**What to do:** Go through the material below and copy all lines with "badge".

Stored data entries
——————————

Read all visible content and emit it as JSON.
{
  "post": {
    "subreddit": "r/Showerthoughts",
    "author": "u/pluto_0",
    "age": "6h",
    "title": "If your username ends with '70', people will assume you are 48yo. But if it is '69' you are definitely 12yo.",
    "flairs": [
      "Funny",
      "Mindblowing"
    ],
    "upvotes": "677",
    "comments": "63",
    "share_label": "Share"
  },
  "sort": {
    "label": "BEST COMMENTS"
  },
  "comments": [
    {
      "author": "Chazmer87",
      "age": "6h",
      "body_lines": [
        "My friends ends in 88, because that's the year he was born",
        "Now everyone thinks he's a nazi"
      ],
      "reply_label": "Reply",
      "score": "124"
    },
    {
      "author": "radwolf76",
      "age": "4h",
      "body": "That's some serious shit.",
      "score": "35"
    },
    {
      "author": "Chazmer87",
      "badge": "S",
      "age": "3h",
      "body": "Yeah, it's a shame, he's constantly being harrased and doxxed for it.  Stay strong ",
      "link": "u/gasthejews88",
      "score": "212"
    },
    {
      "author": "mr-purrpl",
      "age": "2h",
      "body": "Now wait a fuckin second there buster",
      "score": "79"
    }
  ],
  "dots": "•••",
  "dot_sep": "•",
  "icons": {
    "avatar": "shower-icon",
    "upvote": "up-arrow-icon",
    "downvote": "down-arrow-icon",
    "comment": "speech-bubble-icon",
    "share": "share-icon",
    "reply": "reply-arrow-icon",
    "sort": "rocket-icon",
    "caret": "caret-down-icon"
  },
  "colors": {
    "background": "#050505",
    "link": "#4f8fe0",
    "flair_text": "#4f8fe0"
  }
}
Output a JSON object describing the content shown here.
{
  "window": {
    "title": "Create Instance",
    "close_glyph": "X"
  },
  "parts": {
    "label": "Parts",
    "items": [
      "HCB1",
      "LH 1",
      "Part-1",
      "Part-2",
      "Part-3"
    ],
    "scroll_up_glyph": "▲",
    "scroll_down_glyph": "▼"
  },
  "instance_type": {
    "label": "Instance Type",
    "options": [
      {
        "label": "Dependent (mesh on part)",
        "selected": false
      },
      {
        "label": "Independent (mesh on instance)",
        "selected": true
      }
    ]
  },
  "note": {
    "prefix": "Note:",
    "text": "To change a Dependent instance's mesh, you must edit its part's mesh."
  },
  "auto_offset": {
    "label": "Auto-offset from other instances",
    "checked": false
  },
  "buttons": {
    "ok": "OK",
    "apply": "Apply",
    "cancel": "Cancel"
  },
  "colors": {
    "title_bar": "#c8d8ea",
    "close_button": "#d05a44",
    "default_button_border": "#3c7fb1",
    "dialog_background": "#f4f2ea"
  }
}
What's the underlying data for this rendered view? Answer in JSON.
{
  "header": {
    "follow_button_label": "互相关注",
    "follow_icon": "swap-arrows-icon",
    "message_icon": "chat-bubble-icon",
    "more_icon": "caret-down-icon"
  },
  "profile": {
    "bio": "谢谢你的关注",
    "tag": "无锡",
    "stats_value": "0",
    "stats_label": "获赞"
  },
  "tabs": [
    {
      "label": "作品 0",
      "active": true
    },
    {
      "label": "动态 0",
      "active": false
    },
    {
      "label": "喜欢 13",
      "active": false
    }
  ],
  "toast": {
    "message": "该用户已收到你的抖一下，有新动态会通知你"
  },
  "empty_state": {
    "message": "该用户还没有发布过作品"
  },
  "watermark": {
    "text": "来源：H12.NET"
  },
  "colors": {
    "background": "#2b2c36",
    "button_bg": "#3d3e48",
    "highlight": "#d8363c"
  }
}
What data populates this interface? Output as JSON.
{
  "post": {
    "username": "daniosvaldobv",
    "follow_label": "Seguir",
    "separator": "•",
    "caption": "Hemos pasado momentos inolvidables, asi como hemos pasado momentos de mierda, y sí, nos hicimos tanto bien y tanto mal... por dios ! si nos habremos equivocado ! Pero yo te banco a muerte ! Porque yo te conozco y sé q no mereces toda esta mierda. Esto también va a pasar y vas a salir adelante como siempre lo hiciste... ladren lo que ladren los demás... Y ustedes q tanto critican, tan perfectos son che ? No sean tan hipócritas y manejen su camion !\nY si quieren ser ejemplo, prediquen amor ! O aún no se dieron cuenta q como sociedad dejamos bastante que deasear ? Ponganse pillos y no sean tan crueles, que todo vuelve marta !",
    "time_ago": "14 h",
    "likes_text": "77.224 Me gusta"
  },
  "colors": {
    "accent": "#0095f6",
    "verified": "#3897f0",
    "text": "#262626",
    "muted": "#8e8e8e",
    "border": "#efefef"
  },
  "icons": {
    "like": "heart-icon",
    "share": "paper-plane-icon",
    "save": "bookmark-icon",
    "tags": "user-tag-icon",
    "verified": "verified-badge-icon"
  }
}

——————————

**Answer to this exercise:**
      "badge": "S",
    "verified": "verified-badge-icon"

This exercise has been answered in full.